Which lines hold the word "hint"? Show each of them.

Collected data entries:
— START —

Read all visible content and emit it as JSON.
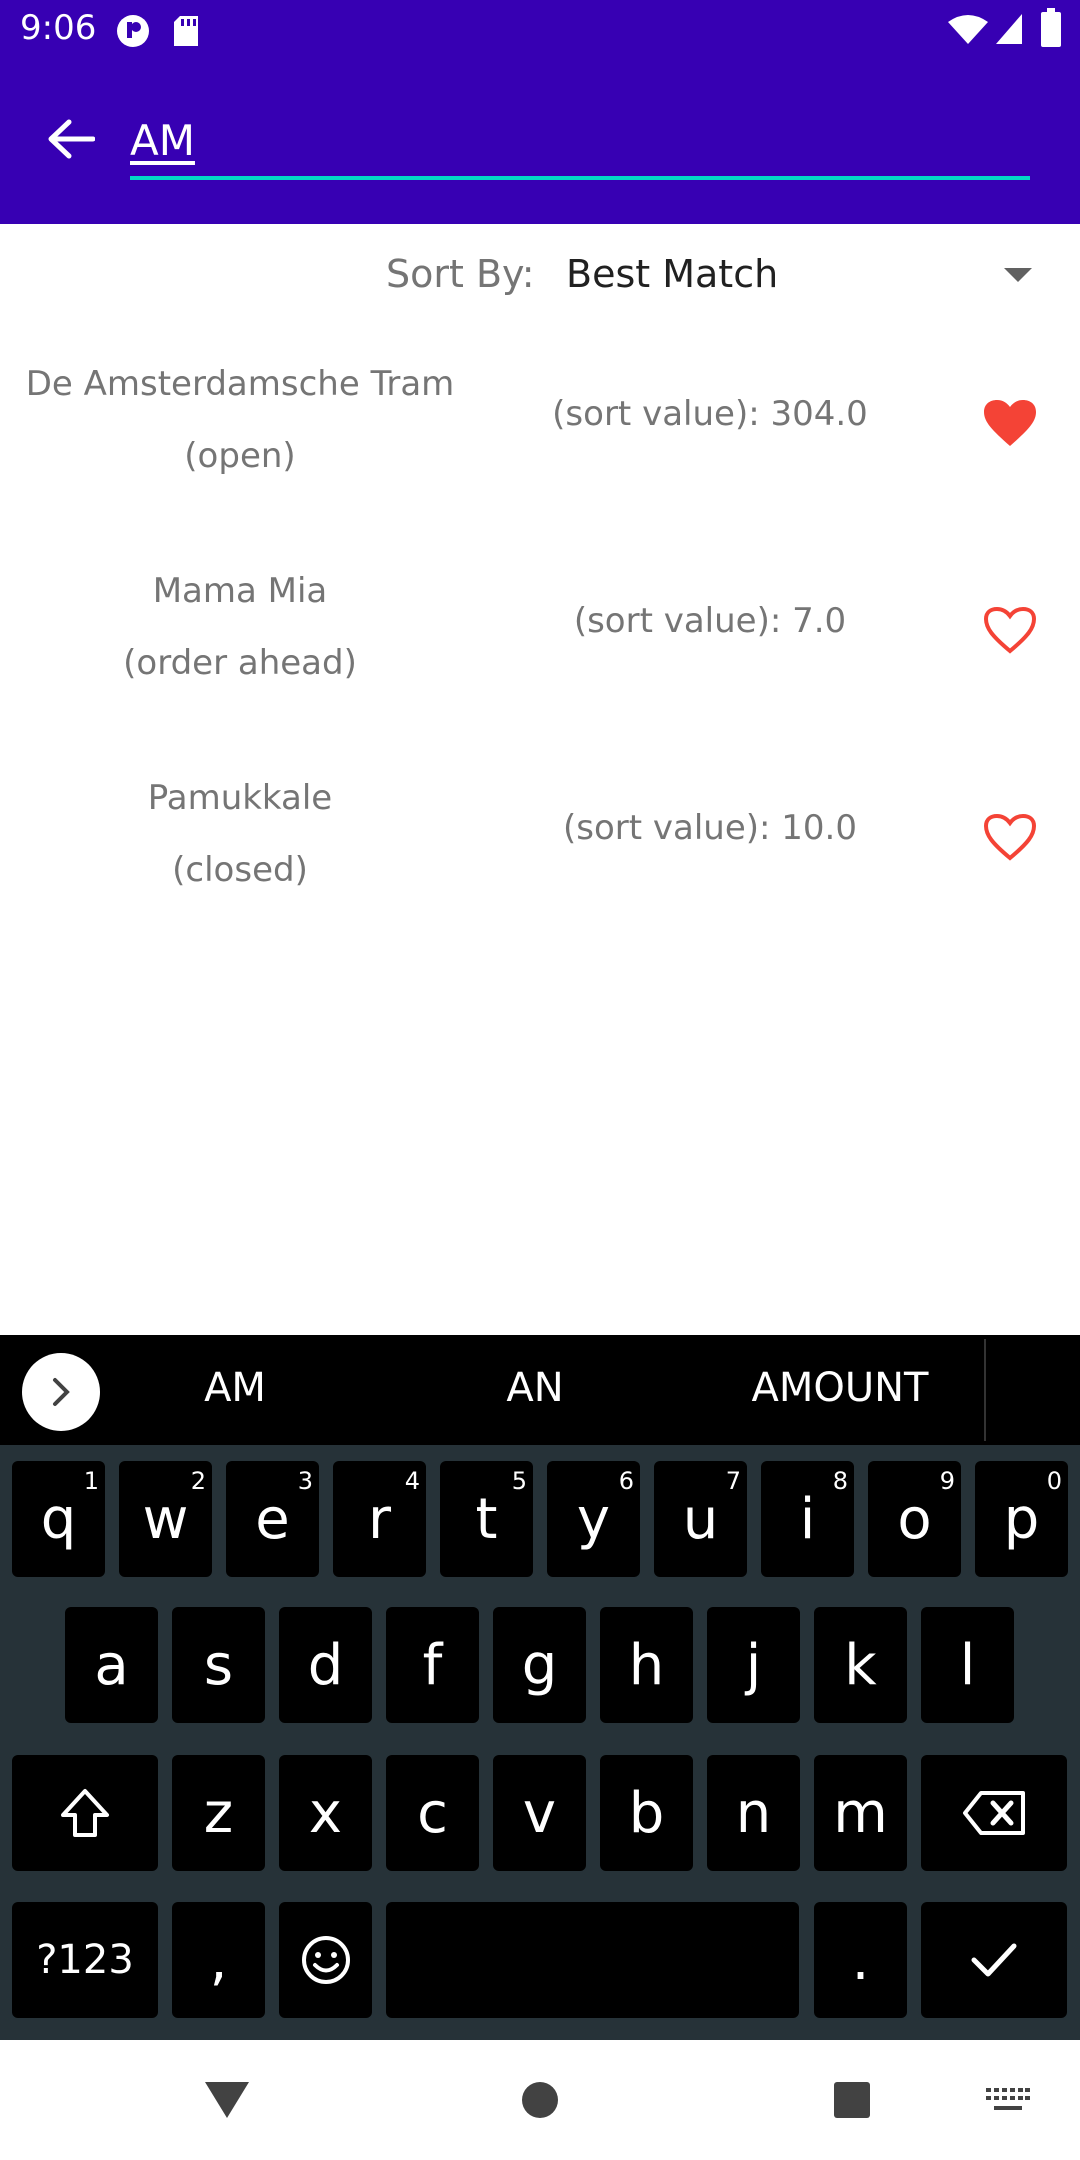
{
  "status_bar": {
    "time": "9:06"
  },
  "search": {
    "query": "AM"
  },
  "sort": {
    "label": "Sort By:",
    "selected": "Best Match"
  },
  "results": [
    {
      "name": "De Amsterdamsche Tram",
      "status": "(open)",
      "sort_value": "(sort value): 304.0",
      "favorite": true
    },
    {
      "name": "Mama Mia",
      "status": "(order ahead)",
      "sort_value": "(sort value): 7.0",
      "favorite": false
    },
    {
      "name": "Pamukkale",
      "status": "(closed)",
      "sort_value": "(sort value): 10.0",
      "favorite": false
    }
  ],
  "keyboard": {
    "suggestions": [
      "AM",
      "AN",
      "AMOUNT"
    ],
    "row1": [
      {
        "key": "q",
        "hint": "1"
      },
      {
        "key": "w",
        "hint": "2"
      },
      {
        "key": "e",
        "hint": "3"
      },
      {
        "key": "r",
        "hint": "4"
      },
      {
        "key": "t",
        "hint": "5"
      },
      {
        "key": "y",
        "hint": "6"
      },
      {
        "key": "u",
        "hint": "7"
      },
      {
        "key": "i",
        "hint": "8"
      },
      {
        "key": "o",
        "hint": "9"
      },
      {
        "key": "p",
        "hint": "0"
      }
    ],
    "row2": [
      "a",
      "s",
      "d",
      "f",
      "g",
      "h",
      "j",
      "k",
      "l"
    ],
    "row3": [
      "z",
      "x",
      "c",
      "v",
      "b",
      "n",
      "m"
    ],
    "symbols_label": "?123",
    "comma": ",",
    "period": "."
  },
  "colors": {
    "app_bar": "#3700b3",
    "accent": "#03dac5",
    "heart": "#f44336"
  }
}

— END —

> SOLUTION TO THE PROBLEM
        "hint": "1"
        "hint": "2"
        "hint": "3"
        "hint": "4"
        "hint": "5"
        "hint": "6"
        "hint": "7"
        "hint": "8"
        "hint": "9"
        "hint": "0"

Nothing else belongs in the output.